• **PROVIDED RECORDS**:
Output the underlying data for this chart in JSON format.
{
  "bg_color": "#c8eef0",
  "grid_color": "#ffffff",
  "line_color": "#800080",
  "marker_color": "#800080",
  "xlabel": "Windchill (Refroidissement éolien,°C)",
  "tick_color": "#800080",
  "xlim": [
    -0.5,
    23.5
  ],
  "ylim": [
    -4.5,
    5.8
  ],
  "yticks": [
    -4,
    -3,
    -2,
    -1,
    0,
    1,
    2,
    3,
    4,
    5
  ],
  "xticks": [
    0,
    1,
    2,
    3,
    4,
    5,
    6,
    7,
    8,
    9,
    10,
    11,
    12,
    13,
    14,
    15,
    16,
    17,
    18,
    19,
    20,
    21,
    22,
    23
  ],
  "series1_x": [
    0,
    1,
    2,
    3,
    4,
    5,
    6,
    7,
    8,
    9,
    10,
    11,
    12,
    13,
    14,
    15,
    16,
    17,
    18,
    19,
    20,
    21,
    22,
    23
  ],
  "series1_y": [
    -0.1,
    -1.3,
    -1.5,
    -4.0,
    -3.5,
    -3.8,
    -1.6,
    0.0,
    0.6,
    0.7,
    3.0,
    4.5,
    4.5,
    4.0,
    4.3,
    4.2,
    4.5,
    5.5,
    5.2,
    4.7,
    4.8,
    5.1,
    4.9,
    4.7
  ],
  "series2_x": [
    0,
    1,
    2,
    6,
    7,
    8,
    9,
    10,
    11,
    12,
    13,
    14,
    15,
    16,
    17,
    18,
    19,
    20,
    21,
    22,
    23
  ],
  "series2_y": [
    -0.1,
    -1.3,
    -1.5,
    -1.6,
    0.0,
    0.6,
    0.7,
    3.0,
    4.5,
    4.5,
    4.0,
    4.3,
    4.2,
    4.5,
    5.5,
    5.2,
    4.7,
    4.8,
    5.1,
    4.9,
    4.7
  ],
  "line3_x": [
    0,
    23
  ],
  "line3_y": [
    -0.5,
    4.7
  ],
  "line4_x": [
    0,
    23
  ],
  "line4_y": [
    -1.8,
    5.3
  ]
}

• **TASK PROMPT**:
Would you copy out each line exactly as written?

• **ANSWER TO THE TASK**:
Output the underlying data for this chart in JSON format.
{
  "bg_color": "#c8eef0",
  "grid_color": "#ffffff",
  "line_color": "#800080",
  "marker_color": "#800080",
  "xlabel": "Windchill (Refroidissement éolien,°C)",
  "tick_color": "#800080",
  "xlim": [
    -0.5,
    23.5
  ],
  "ylim": [
    -4.5,
    5.8
  ],
  "yticks": [
    -4,
    -3,
    -2,
    -1,
    0,
    1,
    2,
    3,
    4,
    5
  ],
  "xticks": [
    0,
    1,
    2,
    3,
    4,
    5,
    6,
    7,
    8,
    9,
    10,
    11,
    12,
    13,
    14,
    15,
    16,
    17,
    18,
    19,
    20,
    21,
    22,
    23
  ],
  "series1_x": [
    0,
    1,
    2,
    3,
    4,
    5,
    6,
    7,
    8,
    9,
    10,
    11,
    12,
    13,
    14,
    15,
    16,
    17,
    18,
    19,
    20,
    21,
    22,
    23
  ],
  "series1_y": [
    -0.1,
    -1.3,
    -1.5,
    -4.0,
    -3.5,
    -3.8,
    -1.6,
    0.0,
    0.6,
    0.7,
    3.0,
    4.5,
    4.5,
    4.0,
    4.3,
    4.2,
    4.5,
    5.5,
    5.2,
    4.7,
    4.8,
    5.1,
    4.9,
    4.7
  ],
  "series2_x": [
    0,
    1,
    2,
    6,
    7,
    8,
    9,
    10,
    11,
    12,
    13,
    14,
    15,
    16,
    17,
    18,
    19,
    20,
    21,
    22,
    23
  ],
  "series2_y": [
    -0.1,
    -1.3,
    -1.5,
    -1.6,
    0.0,
    0.6,
    0.7,
    3.0,
    4.5,
    4.5,
    4.0,
    4.3,
    4.2,
    4.5,
    5.5,
    5.2,
    4.7,
    4.8,
    5.1,
    4.9,
    4.7
  ],
  "line3_x": [
    0,
    23
  ],
  "line3_y": [
    -0.5,
    4.7
  ],
  "line4_x": [
    0,
    23
  ],
  "line4_y": [
    -1.8,
    5.3
  ]
}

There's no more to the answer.